§ **What is required**
Filter the records below down to lines containing "VERDE".
======
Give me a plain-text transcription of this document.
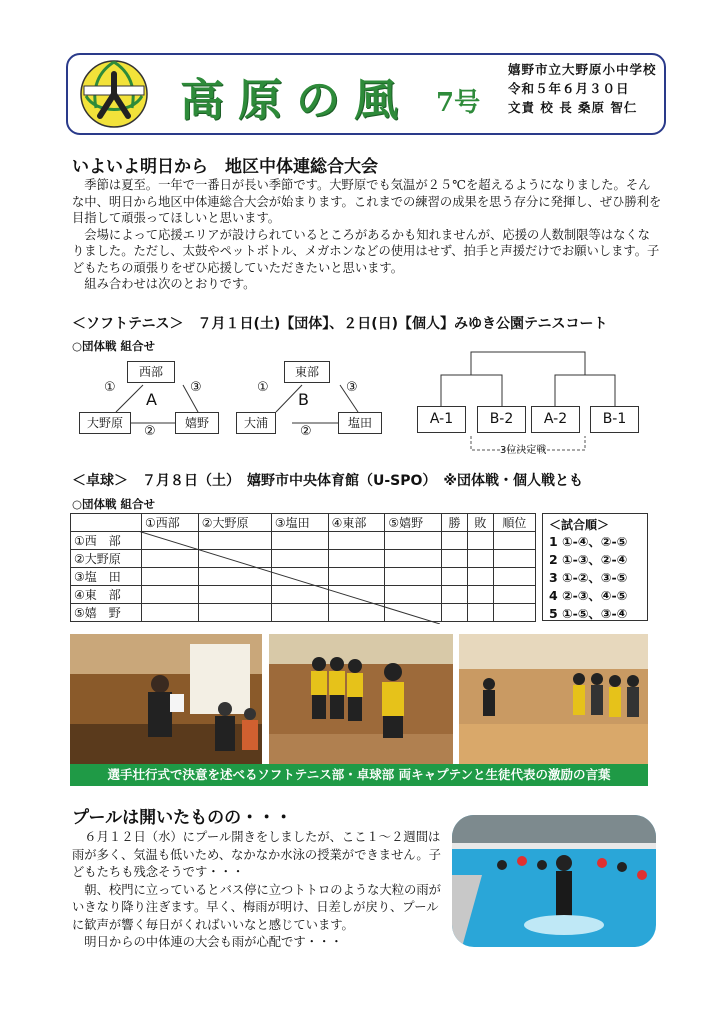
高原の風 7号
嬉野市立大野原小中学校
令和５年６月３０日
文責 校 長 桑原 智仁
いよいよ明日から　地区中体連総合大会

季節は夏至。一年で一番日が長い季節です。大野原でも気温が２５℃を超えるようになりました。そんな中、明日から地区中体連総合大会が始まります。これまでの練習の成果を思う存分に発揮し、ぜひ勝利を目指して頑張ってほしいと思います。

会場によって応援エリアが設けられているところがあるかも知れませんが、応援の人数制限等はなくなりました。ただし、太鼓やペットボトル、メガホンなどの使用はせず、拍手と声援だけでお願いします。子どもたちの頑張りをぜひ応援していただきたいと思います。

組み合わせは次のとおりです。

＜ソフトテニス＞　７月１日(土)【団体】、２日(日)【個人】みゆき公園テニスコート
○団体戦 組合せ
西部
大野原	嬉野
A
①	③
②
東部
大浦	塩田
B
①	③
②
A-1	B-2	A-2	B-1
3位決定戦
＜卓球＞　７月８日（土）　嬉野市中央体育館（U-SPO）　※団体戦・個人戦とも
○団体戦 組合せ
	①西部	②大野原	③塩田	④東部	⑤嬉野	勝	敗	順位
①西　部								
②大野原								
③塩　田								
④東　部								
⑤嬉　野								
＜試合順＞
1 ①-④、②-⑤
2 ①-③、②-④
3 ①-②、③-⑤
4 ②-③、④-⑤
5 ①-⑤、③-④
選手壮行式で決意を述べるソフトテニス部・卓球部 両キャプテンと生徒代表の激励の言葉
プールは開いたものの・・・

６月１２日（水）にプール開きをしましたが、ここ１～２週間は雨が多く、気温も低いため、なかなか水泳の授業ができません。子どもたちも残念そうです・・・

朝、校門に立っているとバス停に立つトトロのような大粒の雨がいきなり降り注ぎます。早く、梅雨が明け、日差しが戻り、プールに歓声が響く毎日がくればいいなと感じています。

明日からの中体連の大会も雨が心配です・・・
======
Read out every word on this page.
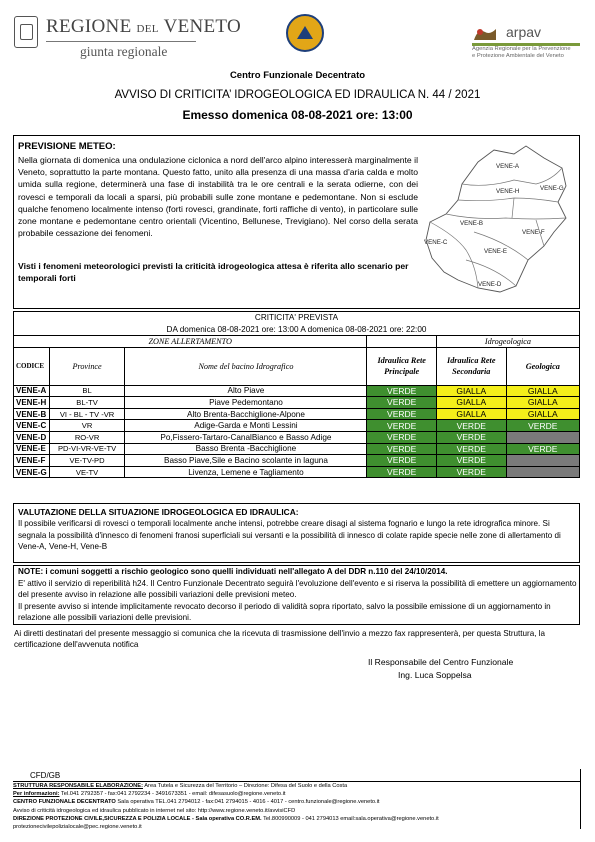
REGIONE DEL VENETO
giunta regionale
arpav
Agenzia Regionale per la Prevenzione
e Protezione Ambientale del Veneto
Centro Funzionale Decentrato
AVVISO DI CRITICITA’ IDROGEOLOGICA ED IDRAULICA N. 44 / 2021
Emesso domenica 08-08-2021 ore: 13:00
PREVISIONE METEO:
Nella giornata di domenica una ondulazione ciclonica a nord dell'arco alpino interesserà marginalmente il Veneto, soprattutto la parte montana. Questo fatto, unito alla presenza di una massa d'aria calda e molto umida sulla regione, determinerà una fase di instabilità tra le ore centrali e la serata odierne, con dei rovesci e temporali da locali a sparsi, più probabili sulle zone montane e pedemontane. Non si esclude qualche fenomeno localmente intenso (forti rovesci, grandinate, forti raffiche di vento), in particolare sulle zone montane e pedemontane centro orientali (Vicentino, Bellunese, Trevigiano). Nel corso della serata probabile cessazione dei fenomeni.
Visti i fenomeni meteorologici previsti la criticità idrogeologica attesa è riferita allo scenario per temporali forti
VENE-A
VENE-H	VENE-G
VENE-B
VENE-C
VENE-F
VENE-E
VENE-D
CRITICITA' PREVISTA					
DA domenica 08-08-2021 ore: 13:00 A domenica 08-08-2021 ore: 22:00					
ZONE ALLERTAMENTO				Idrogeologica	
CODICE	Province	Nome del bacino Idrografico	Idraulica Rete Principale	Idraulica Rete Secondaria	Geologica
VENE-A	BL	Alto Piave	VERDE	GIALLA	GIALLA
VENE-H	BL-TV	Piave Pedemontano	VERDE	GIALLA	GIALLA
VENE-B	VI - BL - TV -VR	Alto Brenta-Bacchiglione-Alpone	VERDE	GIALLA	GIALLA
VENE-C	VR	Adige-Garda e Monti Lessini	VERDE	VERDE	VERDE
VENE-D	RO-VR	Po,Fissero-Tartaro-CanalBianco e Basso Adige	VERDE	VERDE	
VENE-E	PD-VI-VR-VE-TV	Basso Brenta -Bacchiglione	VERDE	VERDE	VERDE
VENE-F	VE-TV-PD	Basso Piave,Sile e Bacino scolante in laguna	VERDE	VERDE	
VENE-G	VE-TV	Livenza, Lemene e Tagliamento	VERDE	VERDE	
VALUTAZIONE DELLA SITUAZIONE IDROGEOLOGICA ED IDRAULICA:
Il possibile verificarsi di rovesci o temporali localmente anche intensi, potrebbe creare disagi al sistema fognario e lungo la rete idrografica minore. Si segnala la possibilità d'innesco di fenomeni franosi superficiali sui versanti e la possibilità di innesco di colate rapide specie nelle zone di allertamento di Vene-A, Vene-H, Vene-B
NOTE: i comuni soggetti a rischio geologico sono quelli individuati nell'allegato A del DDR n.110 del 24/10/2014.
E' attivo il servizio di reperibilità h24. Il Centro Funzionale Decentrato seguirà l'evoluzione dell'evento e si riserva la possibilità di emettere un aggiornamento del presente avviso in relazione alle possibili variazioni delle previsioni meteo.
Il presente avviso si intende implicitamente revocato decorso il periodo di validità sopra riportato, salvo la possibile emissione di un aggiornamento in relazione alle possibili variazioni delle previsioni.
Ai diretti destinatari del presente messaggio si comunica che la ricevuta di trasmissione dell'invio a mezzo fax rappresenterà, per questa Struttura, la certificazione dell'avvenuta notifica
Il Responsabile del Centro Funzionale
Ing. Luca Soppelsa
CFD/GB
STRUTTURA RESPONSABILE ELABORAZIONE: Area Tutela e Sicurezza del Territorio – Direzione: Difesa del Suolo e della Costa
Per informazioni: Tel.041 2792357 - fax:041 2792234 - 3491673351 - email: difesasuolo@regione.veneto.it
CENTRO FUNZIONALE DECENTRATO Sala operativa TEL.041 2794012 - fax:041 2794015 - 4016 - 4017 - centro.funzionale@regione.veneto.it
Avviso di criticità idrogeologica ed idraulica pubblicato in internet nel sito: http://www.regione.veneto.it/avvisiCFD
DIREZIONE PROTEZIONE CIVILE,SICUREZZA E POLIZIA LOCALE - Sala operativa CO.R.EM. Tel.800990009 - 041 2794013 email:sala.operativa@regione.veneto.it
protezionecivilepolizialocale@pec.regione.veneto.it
======
§ **Full answer**
VENE-A	BL	Alto Piave	VERDE	GIALLA	GIALLA
VENE-H	BL-TV	Piave Pedemontano	VERDE	GIALLA	GIALLA
VENE-B	VI - BL - TV -VR	Alto Brenta-Bacchiglione-Alpone	VERDE	GIALLA	GIALLA
VENE-C	VR	Adige-Garda e Monti Lessini	VERDE	VERDE	VERDE
VENE-D	RO-VR	Po,Fissero-Tartaro-CanalBianco e Basso Adige	VERDE	VERDE	
VENE-E	PD-VI-VR-VE-TV	Basso Brenta -Bacchiglione	VERDE	VERDE	VERDE
VENE-F	VE-TV-PD	Basso Piave,Sile e Bacino scolante in laguna	VERDE	VERDE	
VENE-G	VE-TV	Livenza, Lemene e Tagliamento	VERDE	VERDE	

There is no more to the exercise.